▸ **REQUEST**: Please find each line in the records that contains the word "Alarms", matching its case exactly, and copy every such line in full.

+++ DATA ROWS

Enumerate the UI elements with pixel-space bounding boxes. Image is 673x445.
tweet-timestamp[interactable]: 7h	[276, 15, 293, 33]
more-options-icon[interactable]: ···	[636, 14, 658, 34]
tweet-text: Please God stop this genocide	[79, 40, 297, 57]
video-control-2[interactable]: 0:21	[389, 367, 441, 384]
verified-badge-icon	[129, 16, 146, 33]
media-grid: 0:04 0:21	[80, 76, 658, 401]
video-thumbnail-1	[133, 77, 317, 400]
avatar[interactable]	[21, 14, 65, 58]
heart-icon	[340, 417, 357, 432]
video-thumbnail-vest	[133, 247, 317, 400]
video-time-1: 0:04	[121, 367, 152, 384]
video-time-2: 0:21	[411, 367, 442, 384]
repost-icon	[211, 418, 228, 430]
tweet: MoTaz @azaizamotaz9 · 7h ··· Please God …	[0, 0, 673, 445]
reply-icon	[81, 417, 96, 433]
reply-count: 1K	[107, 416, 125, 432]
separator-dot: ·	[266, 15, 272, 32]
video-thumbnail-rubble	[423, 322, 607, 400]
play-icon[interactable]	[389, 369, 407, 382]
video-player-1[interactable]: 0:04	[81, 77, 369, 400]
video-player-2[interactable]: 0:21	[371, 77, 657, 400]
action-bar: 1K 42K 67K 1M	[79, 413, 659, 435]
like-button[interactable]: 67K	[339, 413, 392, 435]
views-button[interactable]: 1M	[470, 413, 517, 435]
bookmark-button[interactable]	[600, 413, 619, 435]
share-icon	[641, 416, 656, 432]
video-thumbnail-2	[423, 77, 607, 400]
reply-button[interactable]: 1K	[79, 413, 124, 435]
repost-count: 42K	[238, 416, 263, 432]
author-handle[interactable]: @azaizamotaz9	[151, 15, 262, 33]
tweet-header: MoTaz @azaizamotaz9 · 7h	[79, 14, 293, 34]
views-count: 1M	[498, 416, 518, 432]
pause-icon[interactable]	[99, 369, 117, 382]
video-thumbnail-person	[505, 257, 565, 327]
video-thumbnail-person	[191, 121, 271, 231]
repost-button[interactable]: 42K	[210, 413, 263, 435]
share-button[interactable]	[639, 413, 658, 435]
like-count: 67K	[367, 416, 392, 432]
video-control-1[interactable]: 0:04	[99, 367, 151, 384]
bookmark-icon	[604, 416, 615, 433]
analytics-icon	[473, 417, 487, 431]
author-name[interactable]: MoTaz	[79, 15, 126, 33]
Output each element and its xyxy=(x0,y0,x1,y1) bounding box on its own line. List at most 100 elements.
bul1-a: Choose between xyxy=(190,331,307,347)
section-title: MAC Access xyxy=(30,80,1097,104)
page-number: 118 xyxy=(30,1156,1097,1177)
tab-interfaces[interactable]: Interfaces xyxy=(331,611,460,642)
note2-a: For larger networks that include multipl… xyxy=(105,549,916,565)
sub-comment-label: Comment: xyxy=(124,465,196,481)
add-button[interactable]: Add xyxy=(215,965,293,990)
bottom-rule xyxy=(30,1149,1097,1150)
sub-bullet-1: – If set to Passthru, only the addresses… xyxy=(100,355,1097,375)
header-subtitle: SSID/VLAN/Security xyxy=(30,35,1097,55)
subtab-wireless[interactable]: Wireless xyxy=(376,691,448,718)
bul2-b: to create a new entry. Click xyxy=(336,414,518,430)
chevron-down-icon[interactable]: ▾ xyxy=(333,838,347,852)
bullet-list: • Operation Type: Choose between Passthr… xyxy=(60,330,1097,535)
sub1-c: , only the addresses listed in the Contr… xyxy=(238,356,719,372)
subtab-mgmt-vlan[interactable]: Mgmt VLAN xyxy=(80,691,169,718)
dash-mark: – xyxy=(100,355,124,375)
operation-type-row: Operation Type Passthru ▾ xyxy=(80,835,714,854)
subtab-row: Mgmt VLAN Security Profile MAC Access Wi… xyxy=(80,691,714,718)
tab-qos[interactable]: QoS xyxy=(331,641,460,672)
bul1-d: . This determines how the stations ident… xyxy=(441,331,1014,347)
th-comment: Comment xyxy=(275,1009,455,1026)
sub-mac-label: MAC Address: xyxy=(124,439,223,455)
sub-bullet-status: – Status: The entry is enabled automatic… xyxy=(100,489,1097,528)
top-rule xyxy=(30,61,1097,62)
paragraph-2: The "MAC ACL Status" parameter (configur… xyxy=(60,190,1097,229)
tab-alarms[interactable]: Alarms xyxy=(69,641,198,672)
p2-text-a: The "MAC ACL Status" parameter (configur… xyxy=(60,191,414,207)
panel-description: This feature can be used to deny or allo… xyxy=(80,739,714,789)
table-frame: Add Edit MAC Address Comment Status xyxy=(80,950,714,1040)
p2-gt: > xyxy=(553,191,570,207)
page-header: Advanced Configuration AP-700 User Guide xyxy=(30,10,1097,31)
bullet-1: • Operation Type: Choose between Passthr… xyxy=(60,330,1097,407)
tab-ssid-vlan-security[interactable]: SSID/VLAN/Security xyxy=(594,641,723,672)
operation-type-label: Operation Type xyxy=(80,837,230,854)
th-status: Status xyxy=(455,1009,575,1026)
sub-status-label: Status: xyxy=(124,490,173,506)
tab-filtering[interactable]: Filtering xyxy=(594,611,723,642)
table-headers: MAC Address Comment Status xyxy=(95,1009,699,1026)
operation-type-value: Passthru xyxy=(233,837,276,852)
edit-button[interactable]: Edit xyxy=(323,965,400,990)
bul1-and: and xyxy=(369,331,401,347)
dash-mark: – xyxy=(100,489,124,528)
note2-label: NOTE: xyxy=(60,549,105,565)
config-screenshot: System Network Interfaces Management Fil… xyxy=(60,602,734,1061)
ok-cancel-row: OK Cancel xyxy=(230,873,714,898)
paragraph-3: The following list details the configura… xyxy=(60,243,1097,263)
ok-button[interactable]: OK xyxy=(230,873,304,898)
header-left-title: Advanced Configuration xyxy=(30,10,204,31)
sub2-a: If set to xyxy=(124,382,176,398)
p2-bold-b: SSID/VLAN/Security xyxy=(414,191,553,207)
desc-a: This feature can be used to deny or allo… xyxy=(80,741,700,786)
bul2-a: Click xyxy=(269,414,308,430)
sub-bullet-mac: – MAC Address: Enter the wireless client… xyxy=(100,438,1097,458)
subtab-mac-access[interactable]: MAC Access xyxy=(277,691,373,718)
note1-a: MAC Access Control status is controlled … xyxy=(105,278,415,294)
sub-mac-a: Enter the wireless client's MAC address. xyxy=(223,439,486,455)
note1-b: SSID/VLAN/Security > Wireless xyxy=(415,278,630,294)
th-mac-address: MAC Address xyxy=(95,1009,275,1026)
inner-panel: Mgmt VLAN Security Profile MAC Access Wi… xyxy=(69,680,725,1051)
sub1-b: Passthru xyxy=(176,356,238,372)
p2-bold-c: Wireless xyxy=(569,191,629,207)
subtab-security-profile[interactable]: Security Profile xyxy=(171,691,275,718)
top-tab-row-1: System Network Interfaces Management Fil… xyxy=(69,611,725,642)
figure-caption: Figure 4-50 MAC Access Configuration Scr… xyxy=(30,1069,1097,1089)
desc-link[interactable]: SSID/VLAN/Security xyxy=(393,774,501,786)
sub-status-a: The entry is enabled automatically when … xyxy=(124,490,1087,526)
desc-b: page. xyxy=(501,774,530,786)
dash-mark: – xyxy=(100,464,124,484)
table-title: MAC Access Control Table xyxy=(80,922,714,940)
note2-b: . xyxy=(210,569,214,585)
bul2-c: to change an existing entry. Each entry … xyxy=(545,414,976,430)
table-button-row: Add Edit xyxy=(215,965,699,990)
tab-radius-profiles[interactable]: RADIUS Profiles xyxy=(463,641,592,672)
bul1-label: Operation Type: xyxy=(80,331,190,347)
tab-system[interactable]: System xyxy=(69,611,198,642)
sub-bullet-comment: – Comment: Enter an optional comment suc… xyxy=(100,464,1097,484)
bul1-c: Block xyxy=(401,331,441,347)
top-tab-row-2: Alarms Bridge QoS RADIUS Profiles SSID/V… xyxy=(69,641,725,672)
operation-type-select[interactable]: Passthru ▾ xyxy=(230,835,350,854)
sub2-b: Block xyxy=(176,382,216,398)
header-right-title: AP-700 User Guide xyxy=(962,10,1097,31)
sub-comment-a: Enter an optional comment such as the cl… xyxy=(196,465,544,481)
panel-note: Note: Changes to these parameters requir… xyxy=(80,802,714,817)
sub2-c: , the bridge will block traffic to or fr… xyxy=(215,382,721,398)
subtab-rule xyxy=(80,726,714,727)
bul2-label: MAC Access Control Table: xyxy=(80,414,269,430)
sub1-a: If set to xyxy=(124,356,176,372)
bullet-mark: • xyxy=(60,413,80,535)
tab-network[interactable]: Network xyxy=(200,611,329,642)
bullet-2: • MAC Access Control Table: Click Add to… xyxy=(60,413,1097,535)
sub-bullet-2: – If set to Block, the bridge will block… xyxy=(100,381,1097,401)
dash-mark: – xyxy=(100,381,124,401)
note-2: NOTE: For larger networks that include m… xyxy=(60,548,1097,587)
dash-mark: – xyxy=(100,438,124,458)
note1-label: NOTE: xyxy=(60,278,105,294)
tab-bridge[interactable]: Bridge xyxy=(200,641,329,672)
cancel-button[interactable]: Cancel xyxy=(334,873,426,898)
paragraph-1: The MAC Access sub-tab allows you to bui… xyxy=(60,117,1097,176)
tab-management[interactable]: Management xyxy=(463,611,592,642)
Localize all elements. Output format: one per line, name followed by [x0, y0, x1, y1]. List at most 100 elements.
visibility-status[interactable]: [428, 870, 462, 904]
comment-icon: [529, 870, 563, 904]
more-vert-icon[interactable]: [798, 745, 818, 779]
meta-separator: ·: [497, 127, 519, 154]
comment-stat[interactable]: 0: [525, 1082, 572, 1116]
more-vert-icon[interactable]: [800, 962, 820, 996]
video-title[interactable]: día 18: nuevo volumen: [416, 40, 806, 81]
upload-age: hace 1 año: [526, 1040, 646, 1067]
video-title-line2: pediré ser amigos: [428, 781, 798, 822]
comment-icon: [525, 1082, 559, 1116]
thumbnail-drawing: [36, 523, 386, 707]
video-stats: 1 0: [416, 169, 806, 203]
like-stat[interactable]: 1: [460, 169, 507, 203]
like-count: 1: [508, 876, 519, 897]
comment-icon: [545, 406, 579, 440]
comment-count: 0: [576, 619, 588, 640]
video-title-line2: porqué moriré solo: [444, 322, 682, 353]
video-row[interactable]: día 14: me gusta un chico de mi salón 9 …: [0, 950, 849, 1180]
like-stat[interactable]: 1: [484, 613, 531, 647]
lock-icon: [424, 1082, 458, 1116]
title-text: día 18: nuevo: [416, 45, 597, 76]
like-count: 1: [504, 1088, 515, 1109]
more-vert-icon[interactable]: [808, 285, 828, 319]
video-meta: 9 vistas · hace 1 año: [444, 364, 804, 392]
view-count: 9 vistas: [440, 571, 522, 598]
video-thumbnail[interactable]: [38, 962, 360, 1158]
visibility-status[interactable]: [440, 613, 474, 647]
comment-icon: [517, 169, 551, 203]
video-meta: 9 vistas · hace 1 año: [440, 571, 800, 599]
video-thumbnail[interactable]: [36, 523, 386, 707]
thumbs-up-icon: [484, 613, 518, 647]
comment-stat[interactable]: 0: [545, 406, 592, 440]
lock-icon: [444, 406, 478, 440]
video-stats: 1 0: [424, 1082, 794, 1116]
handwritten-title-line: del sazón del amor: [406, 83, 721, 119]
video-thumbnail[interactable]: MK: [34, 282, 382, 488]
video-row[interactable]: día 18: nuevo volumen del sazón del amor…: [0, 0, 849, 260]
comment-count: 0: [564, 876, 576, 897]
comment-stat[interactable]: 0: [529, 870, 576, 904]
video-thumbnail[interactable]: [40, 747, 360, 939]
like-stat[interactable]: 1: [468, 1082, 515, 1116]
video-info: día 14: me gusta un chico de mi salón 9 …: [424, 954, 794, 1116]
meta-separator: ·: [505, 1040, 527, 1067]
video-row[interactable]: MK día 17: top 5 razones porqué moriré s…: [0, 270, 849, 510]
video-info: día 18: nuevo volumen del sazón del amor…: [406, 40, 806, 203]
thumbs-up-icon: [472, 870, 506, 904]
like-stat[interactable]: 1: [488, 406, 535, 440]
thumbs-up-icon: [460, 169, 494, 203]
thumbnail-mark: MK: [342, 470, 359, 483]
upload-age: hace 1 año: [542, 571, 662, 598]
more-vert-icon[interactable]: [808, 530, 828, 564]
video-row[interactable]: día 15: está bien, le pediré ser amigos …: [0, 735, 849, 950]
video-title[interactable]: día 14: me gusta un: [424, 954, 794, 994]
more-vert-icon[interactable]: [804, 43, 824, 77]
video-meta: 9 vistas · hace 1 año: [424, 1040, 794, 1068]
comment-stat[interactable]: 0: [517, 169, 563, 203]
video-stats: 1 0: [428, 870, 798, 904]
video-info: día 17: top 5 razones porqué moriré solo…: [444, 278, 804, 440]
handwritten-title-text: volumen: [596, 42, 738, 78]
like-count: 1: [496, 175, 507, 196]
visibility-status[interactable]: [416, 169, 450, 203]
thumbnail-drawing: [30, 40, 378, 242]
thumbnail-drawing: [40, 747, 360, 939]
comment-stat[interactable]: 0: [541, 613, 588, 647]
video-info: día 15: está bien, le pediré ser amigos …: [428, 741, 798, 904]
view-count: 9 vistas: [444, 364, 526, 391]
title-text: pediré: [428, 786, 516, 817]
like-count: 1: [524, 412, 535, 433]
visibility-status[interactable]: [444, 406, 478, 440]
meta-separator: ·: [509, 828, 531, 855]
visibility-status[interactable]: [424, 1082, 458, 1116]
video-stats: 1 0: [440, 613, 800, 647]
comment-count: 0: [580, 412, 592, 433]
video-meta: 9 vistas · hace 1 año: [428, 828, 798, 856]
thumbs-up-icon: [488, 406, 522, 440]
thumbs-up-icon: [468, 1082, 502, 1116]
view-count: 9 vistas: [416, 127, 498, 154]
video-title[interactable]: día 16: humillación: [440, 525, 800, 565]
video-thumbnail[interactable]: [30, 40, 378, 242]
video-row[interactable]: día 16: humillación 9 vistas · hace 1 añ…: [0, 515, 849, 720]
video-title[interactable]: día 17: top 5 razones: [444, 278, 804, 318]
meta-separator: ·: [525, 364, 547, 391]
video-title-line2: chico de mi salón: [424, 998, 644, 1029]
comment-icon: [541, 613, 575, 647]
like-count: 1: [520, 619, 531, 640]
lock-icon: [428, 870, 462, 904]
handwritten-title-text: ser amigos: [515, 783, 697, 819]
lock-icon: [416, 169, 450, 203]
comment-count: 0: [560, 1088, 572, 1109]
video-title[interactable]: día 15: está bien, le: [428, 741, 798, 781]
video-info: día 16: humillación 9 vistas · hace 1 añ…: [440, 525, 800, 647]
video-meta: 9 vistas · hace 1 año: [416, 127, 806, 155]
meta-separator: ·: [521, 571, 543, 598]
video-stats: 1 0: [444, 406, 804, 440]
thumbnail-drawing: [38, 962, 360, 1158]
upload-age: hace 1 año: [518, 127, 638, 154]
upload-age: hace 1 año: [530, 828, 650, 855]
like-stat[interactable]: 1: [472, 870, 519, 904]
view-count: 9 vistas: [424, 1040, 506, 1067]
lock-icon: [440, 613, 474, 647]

++++++

▸ **EXERCISE OUTPUT**:
tab-alarms[interactable]: Alarms xyxy=(69,641,198,672)
top-tab-row-2: Alarms Bridge QoS RADIUS Profiles SSID/V… xyxy=(69,641,725,672)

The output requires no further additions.